[RAW DATA]
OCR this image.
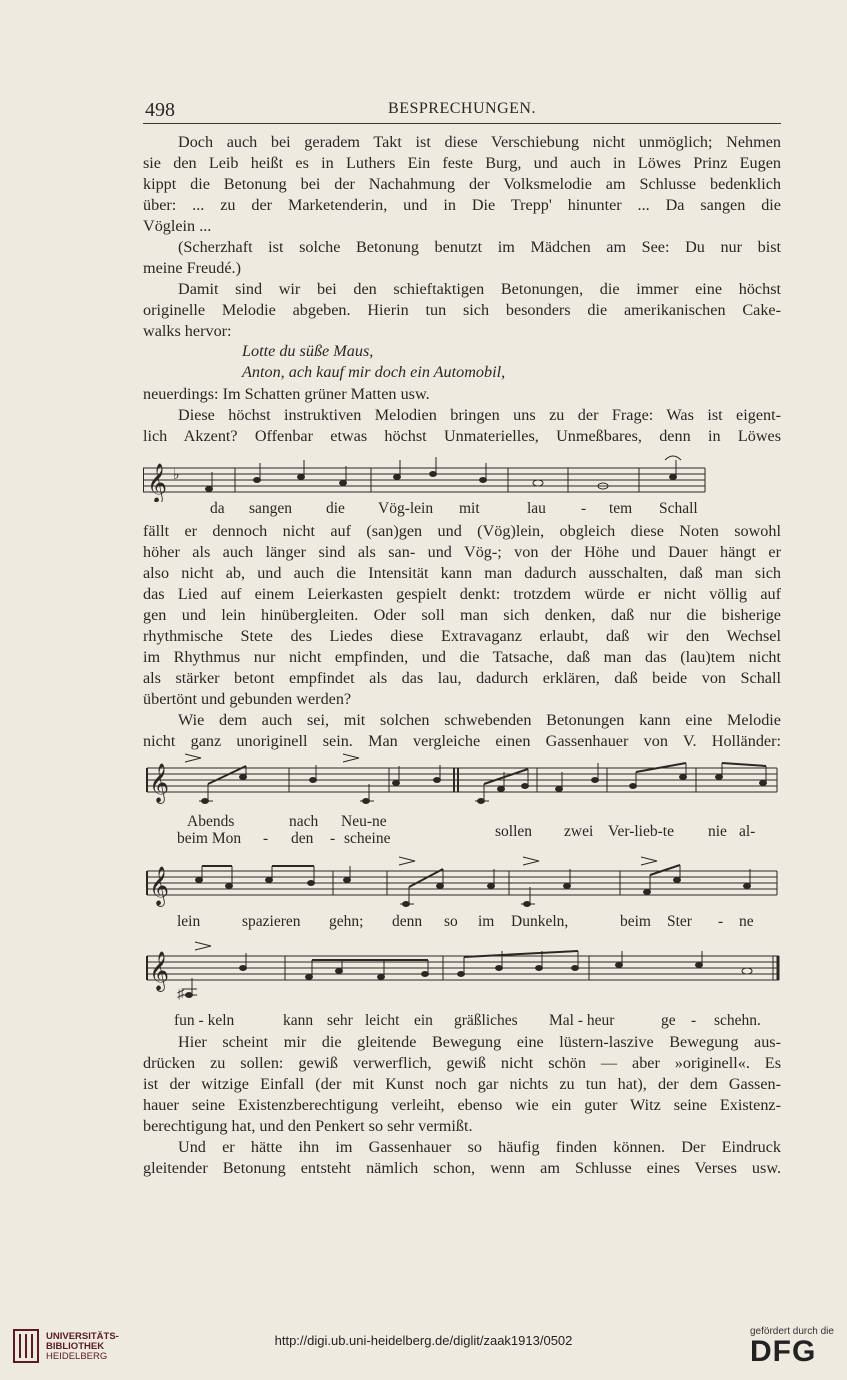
498	BESPRECHUNGEN.
Doch auch bei geradem Takt ist diese Verschiebung nicht unmöglich; Nehmen
sie den Leib heißt es in Luthers Ein feste Burg, und auch in Löwes Prinz Eugen
kippt die Betonung bei der Nachahmung der Volksmelodie am Schlusse bedenklich
über: ... zu der Marketenderin, und in Die Trepp' hinunter ... Da sangen die
Vöglein ...
(Scherzhaft ist solche Betonung benutzt im Mädchen am See: Du nur bist
meine Freudé.)
Damit sind wir bei den schieftaktigen Betonungen, die immer eine höchst
originelle Melodie abgeben. Hierin tun sich besonders die amerikanischen Cake-
walks hervor:
Lotte du süße Maus,
Anton, ach kauf mir doch ein Automobil,
neuerdings: Im Schatten grüner Matten usw.
Diese höchst instruktiven Melodien bringen uns zu der Frage: Was ist eigent-
lich Akzent? Offenbar etwas höchst Unmaterielles, Unmeßbares, denn in Löwes
𝄞 ♭
da sangen die Vög-lein mit	lau - tem Schall
fällt er dennoch nicht auf (san)gen und (Vög)lein, obgleich diese Noten sowohl
höher als auch länger sind als san- und Vög-; von der Höhe und Dauer hängt er
also nicht ab, und auch die Intensität kann man dadurch ausschalten, daß man sich
das Lied auf einem Leierkasten gespielt denkt: trotzdem würde er nicht völlig auf
gen und lein hinübergleiten. Oder soll man sich denken, daß nur die bisherige
rhythmische Stete des Liedes diese Extravaganz erlaubt, daß wir den Wechsel
im Rhythmus nur nicht empfinden, und die Tatsache, daß man das (lau)tem nicht
als stärker betont empfindet als das lau, dadurch erklären, daß beide von Schall
übertönt und gebunden werden?
Wie dem auch sei, mit solchen schwebenden Betonungen kann eine Melodie
nicht ganz unoriginell sein. Man vergleiche einen Gassenhauer von V. Holländer:
𝄞
Abends	nach Neu-ne
beim Mon - den - scheine	sollen zwei Ver-lieb-te nie al-
𝄞
lein	spazieren gehn; denn so im Dunkeln,	beim Ster - ne
𝄞
♯
fun - keln	kann sehr leicht ein gräßliches Mal - heur	ge - schehn.
Hier scheint mir die gleitende Bewegung eine lüstern-laszive Bewegung aus-
drücken zu sollen: gewiß verwerflich, gewiß nicht schön — aber »originell«. Es
ist der witzige Einfall (der mit Kunst noch gar nichts zu tun hat), der dem Gassen-
hauer seine Existenzberechtigung verleiht, ebenso wie ein guter Witz seine Existenz-
berechtigung hat, und den Penkert so sehr vermißt.
Und er hätte ihn im Gassenhauer so häufig finden können. Der Eindruck
gleitender Betonung entsteht nämlich schon, wenn am Schlusse eines Verses usw.
UNIVERSITÄTS-
BIBLIOTHEK
HEIDELBERG
http://digi.ub.uni-heidelberg.de/diglit/zaak1913/0502
gefördert durch die
DFG
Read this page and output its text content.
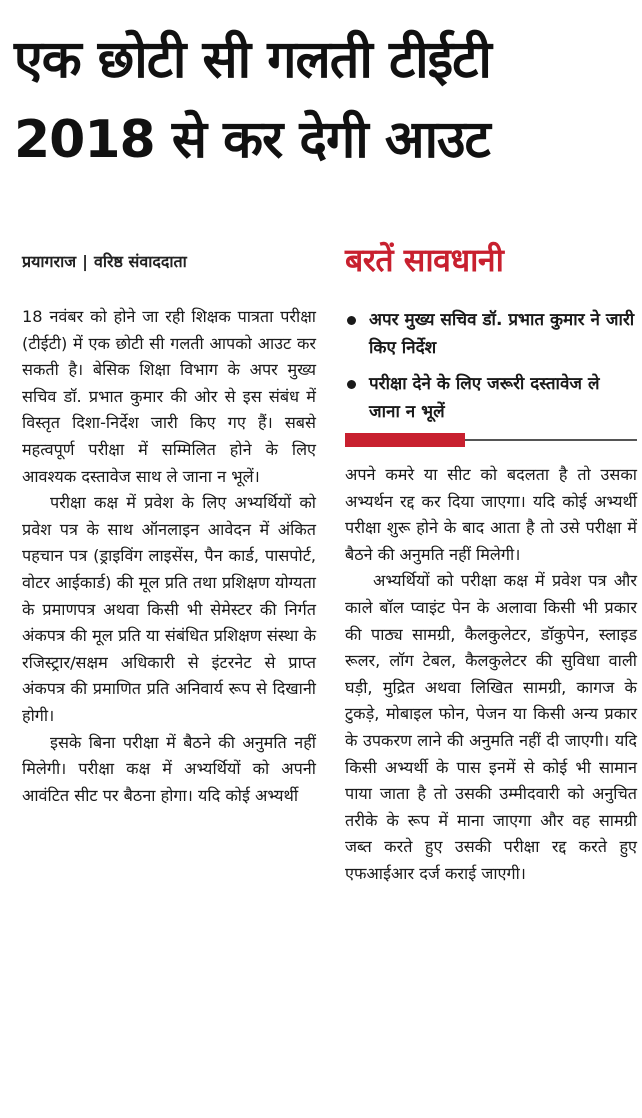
एक छोटी सी गलती टीईटी 2018 से कर देगी आउट
प्रयागराज | वरिष्ठ संवाददाता	बरतें सावधानी
अपर मुख्य सचिव डॉ. प्रभात कुमार ने जारी किए निर्देश
परीक्षा देने के लिए जरूरी दस्तावेज ले जाना न भूलें

18 नवंबर को होने जा रही शिक्षक पात्रता परीक्षा (टीईटी) में एक छोटी सी गलती आपको आउट कर सकती है। बेसिक शिक्षा विभाग के अपर मुख्य सचिव डॉ. प्रभात कुमार की ओर से इस संबंध में विस्तृत दिशा-निर्देश जारी किए गए हैं। सबसे महत्वपूर्ण परीक्षा में सम्मिलित होने के लिए आवश्यक दस्तावेज साथ ले जाना न भूलें।

परीक्षा कक्ष में प्रवेश के लिए अभ्यर्थियों को प्रवेश पत्र के साथ ऑनलाइन आवेदन में अंकित पहचान पत्र (ड्राइविंग लाइसेंस, पैन कार्ड, पासपोर्ट, वोटर आईकार्ड) की मूल प्रति तथा प्रशिक्षण योग्यता के प्रमाणपत्र अथवा किसी भी सेमेस्टर की निर्गत अंकपत्र की मूल प्रति या संबंधित प्रशिक्षण संस्था के रजिस्ट्रार/सक्षम अधिकारी से इंटरनेट से प्राप्त अंकपत्र की प्रमाणित प्रति अनिवार्य रूप से दिखानी होगी।

इसके बिना परीक्षा में बैठने की अनुमति नहीं मिलेगी। परीक्षा कक्ष में अभ्यर्थियों को अपनी आवंटित सीट पर बैठना होगा। यदि कोई अभ्यर्थी

अपने कमरे या सीट को बदलता है तो उसका अभ्यर्थन रद्द कर दिया जाएगा। यदि कोई अभ्यर्थी परीक्षा शुरू होने के बाद आता है तो उसे परीक्षा में बैठने की अनुमति नहीं मिलेगी।

अभ्यर्थियों को परीक्षा कक्ष में प्रवेश पत्र और काले बॉल प्वाइंट पेन के अलावा किसी भी प्रकार की पाठ्य सामग्री, कैलकुलेटर, डॉकुपेन, स्लाइड रूलर, लॉग टेबल, कैलकुलेटर की सुविधा वाली घड़ी, मुद्रित अथवा लिखित सामग्री, कागज के टुकड़े, मोबाइल फोन, पेजन या किसी अन्य प्रकार के उपकरण लाने की अनुमति नहीं दी जाएगी। यदि किसी अभ्यर्थी के पास इनमें से कोई भी सामान पाया जाता है तो उसकी उम्मीदवारी को अनुचित तरीके के रूप में माना जाएगा और वह सामग्री जब्त करते हुए उसकी परीक्षा रद्द करते हुए एफआईआर दर्ज कराई जाएगी।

[STATED GOAL] Return all of the entries exactly as written, but drop any pictures they hold.

[RESPONSE TO THIS EXERCISE]
OCR this image.
498	BESPRECHUNGEN.
Doch auch bei geradem Takt ist diese Verschiebung nicht unmöglich; Nehmen
sie den Leib heißt es in Luthers Ein feste Burg, und auch in Löwes Prinz Eugen
kippt die Betonung bei der Nachahmung der Volksmelodie am Schlusse bedenklich
über: ... zu der Marketenderin, und in Die Trepp' hinunter ... Da sangen die
Vöglein ...
(Scherzhaft ist solche Betonung benutzt im Mädchen am See: Du nur bist
meine Freudé.)
Damit sind wir bei den schieftaktigen Betonungen, die immer eine höchst
originelle Melodie abgeben. Hierin tun sich besonders die amerikanischen Cake-
walks hervor:
Lotte du süße Maus,
Anton, ach kauf mir doch ein Automobil,
neuerdings: Im Schatten grüner Matten usw.
Diese höchst instruktiven Melodien bringen uns zu der Frage: Was ist eigent-
lich Akzent? Offenbar etwas höchst Unmaterielles, Unmeßbares, denn in Löwes
𝄞 ♭
da sangen die Vög-lein mit	lau - tem Schall
fällt er dennoch nicht auf (san)gen und (Vög)lein, obgleich diese Noten sowohl
höher als auch länger sind als san- und Vög-; von der Höhe und Dauer hängt er
also nicht ab, und auch die Intensität kann man dadurch ausschalten, daß man sich
das Lied auf einem Leierkasten gespielt denkt: trotzdem würde er nicht völlig auf
gen und lein hinübergleiten. Oder soll man sich denken, daß nur die bisherige
rhythmische Stete des Liedes diese Extravaganz erlaubt, daß wir den Wechsel
im Rhythmus nur nicht empfinden, und die Tatsache, daß man das (lau)tem nicht
als stärker betont empfindet als das lau, dadurch erklären, daß beide von Schall
übertönt und gebunden werden?
Wie dem auch sei, mit solchen schwebenden Betonungen kann eine Melodie
nicht ganz unoriginell sein. Man vergleiche einen Gassenhauer von V. Holländer:
𝄞
Abends	nach Neu-ne
beim Mon - den - scheine	sollen zwei Ver-lieb-te nie al-
𝄞
lein	spazieren gehn; denn so im Dunkeln,	beim Ster - ne
𝄞
♯
fun - keln	kann sehr leicht ein gräßliches Mal - heur	ge - schehn.
Hier scheint mir die gleitende Bewegung eine lüstern-laszive Bewegung aus-
drücken zu sollen: gewiß verwerflich, gewiß nicht schön — aber »originell«. Es
ist der witzige Einfall (der mit Kunst noch gar nichts zu tun hat), der dem Gassen-
hauer seine Existenzberechtigung verleiht, ebenso wie ein guter Witz seine Existenz-
berechtigung hat, und den Penkert so sehr vermißt.
Und er hätte ihn im Gassenhauer so häufig finden können. Der Eindruck
gleitender Betonung entsteht nämlich schon, wenn am Schlusse eines Verses usw.
UNIVERSITÄTS-
BIBLIOTHEK
HEIDELBERG
http://digi.ub.uni-heidelberg.de/diglit/zaak1913/0502
gefördert durch die
DFG
Read this page and output its text content.
एक छोटी सी गलती टीईटी 2018 से कर देगी आउट
प्रयागराज | वरिष्ठ संवाददाता	बरतें सावधानी
अपर मुख्य सचिव डॉ. प्रभात कुमार ने जारी किए निर्देश
परीक्षा देने के लिए जरूरी दस्तावेज ले जाना न भूलें

18 नवंबर को होने जा रही शिक्षक पात्रता परीक्षा (टीईटी) में एक छोटी सी गलती आपको आउट कर सकती है। बेसिक शिक्षा विभाग के अपर मुख्य सचिव डॉ. प्रभात कुमार की ओर से इस संबंध में विस्तृत दिशा-निर्देश जारी किए गए हैं। सबसे महत्वपूर्ण परीक्षा में सम्मिलित होने के लिए आवश्यक दस्तावेज साथ ले जाना न भूलें।

परीक्षा कक्ष में प्रवेश के लिए अभ्यर्थियों को प्रवेश पत्र के साथ ऑनलाइन आवेदन में अंकित पहचान पत्र (ड्राइविंग लाइसेंस, पैन कार्ड, पासपोर्ट, वोटर आईकार्ड) की मूल प्रति तथा प्रशिक्षण योग्यता के प्रमाणपत्र अथवा किसी भी सेमेस्टर की निर्गत अंकपत्र की मूल प्रति या संबंधित प्रशिक्षण संस्था के रजिस्ट्रार/सक्षम अधिकारी से इंटरनेट से प्राप्त अंकपत्र की प्रमाणित प्रति अनिवार्य रूप से दिखानी होगी।

इसके बिना परीक्षा में बैठने की अनुमति नहीं मिलेगी। परीक्षा कक्ष में अभ्यर्थियों को अपनी आवंटित सीट पर बैठना होगा। यदि कोई अभ्यर्थी

अपने कमरे या सीट को बदलता है तो उसका अभ्यर्थन रद्द कर दिया जाएगा। यदि कोई अभ्यर्थी परीक्षा शुरू होने के बाद आता है तो उसे परीक्षा में बैठने की अनुमति नहीं मिलेगी।

अभ्यर्थियों को परीक्षा कक्ष में प्रवेश पत्र और काले बॉल प्वाइंट पेन के अलावा किसी भी प्रकार की पाठ्य सामग्री, कैलकुलेटर, डॉकुपेन, स्लाइड रूलर, लॉग टेबल, कैलकुलेटर की सुविधा वाली घड़ी, मुद्रित अथवा लिखित सामग्री, कागज के टुकड़े, मोबाइल फोन, पेजन या किसी अन्य प्रकार के उपकरण लाने की अनुमति नहीं दी जाएगी। यदि किसी अभ्यर्थी के पास इनमें से कोई भी सामान पाया जाता है तो उसकी उम्मीदवारी को अनुचित तरीके के रूप में माना जाएगा और वह सामग्री जब्त करते हुए उसकी परीक्षा रद्द करते हुए एफआईआर दर्ज कराई जाएगी।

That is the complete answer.